**TASK BRIEF:** Find all the lines with "cancers" and gather them.

━━━━━━

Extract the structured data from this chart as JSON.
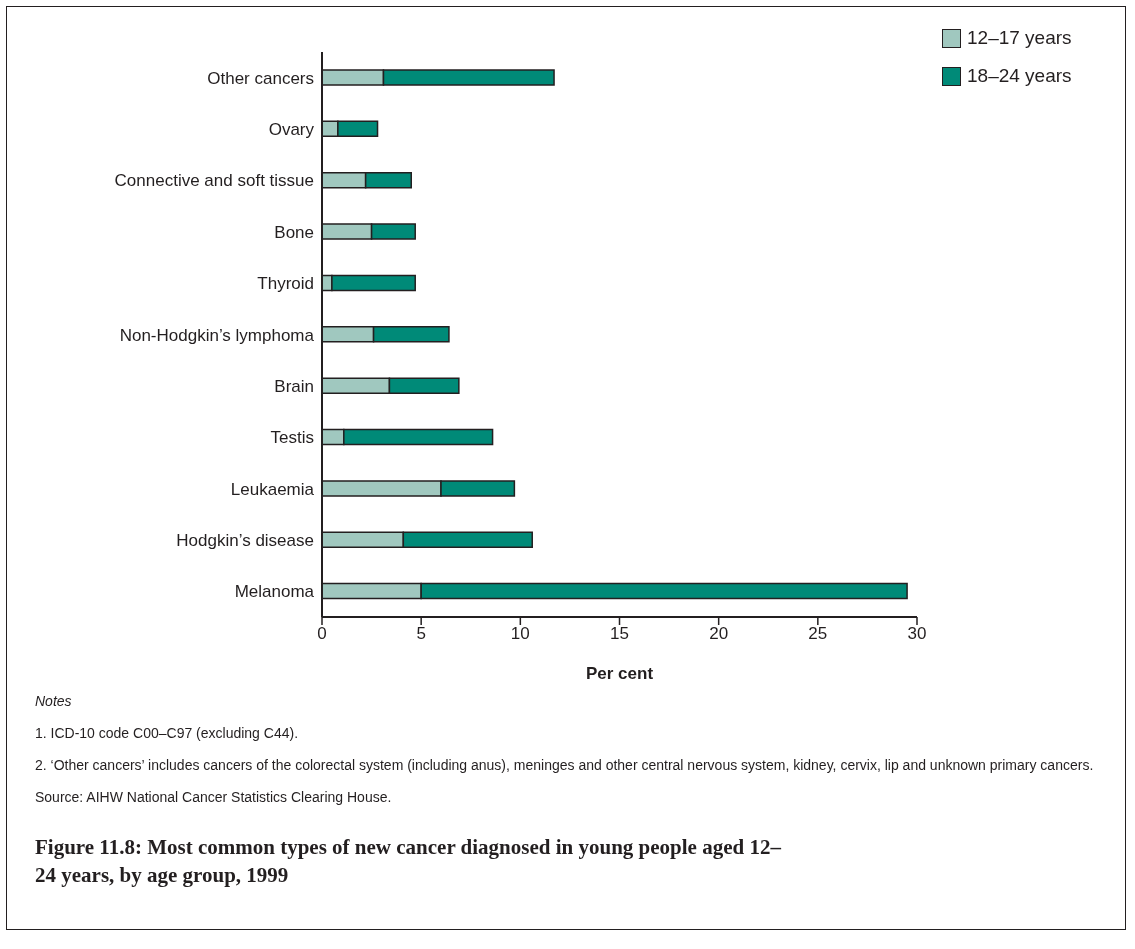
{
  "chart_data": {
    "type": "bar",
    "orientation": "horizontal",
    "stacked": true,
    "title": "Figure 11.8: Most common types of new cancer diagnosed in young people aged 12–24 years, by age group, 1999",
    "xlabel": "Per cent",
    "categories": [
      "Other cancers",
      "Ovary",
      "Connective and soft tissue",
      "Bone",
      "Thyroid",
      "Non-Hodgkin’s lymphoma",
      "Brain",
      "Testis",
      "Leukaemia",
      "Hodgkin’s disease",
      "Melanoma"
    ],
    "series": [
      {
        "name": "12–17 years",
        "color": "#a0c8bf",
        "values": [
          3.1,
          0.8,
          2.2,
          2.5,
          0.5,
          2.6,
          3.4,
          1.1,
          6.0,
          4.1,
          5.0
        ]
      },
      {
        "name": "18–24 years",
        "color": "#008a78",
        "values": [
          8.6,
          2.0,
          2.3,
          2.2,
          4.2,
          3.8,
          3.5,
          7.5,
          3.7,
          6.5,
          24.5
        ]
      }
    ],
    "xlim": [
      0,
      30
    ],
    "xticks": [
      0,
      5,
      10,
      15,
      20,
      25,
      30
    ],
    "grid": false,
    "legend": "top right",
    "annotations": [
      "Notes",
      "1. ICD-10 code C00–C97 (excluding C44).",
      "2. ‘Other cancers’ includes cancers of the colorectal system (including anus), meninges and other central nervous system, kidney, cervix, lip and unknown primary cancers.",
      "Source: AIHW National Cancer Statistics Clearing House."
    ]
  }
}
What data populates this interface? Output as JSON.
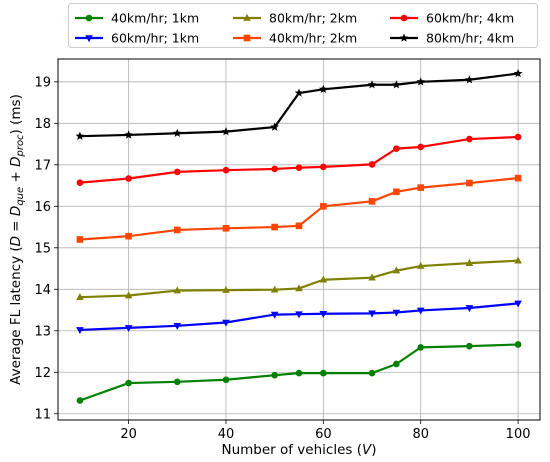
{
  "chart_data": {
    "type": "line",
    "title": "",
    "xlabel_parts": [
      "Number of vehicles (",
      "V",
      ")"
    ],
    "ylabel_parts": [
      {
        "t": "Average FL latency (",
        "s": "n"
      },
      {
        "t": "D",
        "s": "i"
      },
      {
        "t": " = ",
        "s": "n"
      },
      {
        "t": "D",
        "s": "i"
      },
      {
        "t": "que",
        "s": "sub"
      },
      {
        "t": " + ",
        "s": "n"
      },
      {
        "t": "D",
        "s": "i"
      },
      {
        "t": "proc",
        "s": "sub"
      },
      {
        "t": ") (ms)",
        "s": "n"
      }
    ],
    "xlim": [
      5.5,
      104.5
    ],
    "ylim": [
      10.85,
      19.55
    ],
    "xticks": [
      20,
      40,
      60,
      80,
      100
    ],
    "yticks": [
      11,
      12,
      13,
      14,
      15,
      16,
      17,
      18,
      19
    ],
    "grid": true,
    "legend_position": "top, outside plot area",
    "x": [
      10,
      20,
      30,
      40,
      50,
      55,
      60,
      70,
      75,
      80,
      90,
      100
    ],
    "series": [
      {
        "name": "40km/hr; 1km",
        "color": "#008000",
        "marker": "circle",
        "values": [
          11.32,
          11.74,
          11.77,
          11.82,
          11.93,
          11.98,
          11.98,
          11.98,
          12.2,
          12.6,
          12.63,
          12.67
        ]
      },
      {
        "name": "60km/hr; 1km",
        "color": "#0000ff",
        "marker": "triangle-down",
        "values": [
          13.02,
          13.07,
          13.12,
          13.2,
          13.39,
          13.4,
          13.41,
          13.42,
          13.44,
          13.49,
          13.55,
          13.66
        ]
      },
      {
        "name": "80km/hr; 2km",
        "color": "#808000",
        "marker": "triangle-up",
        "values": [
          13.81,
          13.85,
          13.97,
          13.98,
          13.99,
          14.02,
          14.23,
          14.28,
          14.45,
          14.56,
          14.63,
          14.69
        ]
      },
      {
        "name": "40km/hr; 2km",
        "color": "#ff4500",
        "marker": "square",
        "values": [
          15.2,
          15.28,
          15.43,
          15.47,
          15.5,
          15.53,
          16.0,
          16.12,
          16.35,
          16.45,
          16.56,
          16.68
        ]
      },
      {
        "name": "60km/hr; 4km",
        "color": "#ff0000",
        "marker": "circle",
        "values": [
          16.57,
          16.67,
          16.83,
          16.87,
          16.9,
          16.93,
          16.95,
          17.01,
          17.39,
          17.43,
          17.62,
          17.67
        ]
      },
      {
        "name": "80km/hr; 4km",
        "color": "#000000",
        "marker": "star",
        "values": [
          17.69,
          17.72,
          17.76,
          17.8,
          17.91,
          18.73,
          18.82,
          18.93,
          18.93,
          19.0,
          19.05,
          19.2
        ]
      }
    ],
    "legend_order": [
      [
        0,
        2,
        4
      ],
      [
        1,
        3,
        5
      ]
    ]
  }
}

━━━━━━

**OUTPUT:**
      "Other cancers",
      "2. ‘Other cancers’ includes cancers of the colorectal system (including anus), meninges and other central nervous system, kidney, cervix, lip and unknown primary cancers.",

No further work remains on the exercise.